WORK REQUIRED: Give the listing again in full, exactly as written.

EXERCISE MATERIAL:
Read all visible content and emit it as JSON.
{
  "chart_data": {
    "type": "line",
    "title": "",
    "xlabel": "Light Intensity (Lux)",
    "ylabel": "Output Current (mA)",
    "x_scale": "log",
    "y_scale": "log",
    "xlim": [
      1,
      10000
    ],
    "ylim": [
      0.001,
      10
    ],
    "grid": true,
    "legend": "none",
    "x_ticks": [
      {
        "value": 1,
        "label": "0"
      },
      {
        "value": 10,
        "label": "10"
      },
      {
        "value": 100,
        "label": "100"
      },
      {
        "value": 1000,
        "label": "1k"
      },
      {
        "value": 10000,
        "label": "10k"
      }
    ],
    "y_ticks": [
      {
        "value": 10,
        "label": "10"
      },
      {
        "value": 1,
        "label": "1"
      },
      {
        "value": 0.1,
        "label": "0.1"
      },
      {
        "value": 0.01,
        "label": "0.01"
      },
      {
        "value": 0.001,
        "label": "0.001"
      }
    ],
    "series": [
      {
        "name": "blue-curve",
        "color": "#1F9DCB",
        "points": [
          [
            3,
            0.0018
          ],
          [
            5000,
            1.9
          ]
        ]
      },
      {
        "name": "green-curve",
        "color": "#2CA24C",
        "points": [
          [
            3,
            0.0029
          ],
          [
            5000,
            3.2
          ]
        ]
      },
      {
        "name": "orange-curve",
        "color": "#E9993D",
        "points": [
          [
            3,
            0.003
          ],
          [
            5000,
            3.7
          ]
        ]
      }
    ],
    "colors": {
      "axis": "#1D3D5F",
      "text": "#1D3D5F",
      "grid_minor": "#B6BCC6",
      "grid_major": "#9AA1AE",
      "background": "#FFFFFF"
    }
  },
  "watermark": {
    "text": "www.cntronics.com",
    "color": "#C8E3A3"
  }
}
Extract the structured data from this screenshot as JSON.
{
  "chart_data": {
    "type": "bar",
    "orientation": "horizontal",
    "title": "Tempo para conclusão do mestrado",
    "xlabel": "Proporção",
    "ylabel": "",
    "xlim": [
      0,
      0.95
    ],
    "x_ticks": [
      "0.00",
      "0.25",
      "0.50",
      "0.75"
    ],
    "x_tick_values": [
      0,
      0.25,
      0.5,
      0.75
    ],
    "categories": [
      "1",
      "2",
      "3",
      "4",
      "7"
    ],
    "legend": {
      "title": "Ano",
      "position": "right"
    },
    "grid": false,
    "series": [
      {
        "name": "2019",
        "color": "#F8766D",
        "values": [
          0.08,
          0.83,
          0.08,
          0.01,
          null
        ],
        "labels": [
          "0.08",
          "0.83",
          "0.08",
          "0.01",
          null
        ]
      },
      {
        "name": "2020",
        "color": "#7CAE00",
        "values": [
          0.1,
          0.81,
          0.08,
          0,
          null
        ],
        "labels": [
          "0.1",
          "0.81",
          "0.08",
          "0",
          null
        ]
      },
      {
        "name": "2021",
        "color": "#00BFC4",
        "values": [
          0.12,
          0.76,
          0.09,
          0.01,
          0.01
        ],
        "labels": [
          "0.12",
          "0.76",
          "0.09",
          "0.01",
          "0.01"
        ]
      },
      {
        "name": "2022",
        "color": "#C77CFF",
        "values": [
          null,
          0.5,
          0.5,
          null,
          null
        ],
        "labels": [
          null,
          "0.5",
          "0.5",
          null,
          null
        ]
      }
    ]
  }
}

EXERCISE SOLUTION:
Read all visible content and emit it as JSON.
{
  "chart_data": {
    "type": "line",
    "title": "",
    "xlabel": "Light Intensity (Lux)",
    "ylabel": "Output Current (mA)",
    "x_scale": "log",
    "y_scale": "log",
    "xlim": [
      1,
      10000
    ],
    "ylim": [
      0.001,
      10
    ],
    "grid": true,
    "legend": "none",
    "x_ticks": [
      {
        "value": 1,
        "label": "0"
      },
      {
        "value": 10,
        "label": "10"
      },
      {
        "value": 100,
        "label": "100"
      },
      {
        "value": 1000,
        "label": "1k"
      },
      {
        "value": 10000,
        "label": "10k"
      }
    ],
    "y_ticks": [
      {
        "value": 10,
        "label": "10"
      },
      {
        "value": 1,
        "label": "1"
      },
      {
        "value": 0.1,
        "label": "0.1"
      },
      {
        "value": 0.01,
        "label": "0.01"
      },
      {
        "value": 0.001,
        "label": "0.001"
      }
    ],
    "series": [
      {
        "name": "blue-curve",
        "color": "#1F9DCB",
        "points": [
          [
            3,
            0.0018
          ],
          [
            5000,
            1.9
          ]
        ]
      },
      {
        "name": "green-curve",
        "color": "#2CA24C",
        "points": [
          [
            3,
            0.0029
          ],
          [
            5000,
            3.2
          ]
        ]
      },
      {
        "name": "orange-curve",
        "color": "#E9993D",
        "points": [
          [
            3,
            0.003
          ],
          [
            5000,
            3.7
          ]
        ]
      }
    ],
    "colors": {
      "axis": "#1D3D5F",
      "text": "#1D3D5F",
      "grid_minor": "#B6BCC6",
      "grid_major": "#9AA1AE",
      "background": "#FFFFFF"
    }
  },
  "watermark": {
    "text": "www.cntronics.com",
    "color": "#C8E3A3"
  }
}
Extract the structured data from this screenshot as JSON.
{
  "chart_data": {
    "type": "bar",
    "orientation": "horizontal",
    "title": "Tempo para conclusão do mestrado",
    "xlabel": "Proporção",
    "ylabel": "",
    "xlim": [
      0,
      0.95
    ],
    "x_ticks": [
      "0.00",
      "0.25",
      "0.50",
      "0.75"
    ],
    "x_tick_values": [
      0,
      0.25,
      0.5,
      0.75
    ],
    "categories": [
      "1",
      "2",
      "3",
      "4",
      "7"
    ],
    "legend": {
      "title": "Ano",
      "position": "right"
    },
    "grid": false,
    "series": [
      {
        "name": "2019",
        "color": "#F8766D",
        "values": [
          0.08,
          0.83,
          0.08,
          0.01,
          null
        ],
        "labels": [
          "0.08",
          "0.83",
          "0.08",
          "0.01",
          null
        ]
      },
      {
        "name": "2020",
        "color": "#7CAE00",
        "values": [
          0.1,
          0.81,
          0.08,
          0,
          null
        ],
        "labels": [
          "0.1",
          "0.81",
          "0.08",
          "0",
          null
        ]
      },
      {
        "name": "2021",
        "color": "#00BFC4",
        "values": [
          0.12,
          0.76,
          0.09,
          0.01,
          0.01
        ],
        "labels": [
          "0.12",
          "0.76",
          "0.09",
          "0.01",
          "0.01"
        ]
      },
      {
        "name": "2022",
        "color": "#C77CFF",
        "values": [
          null,
          0.5,
          0.5,
          null,
          null
        ],
        "labels": [
          null,
          "0.5",
          "0.5",
          null,
          null
        ]
      }
    ]
  }
}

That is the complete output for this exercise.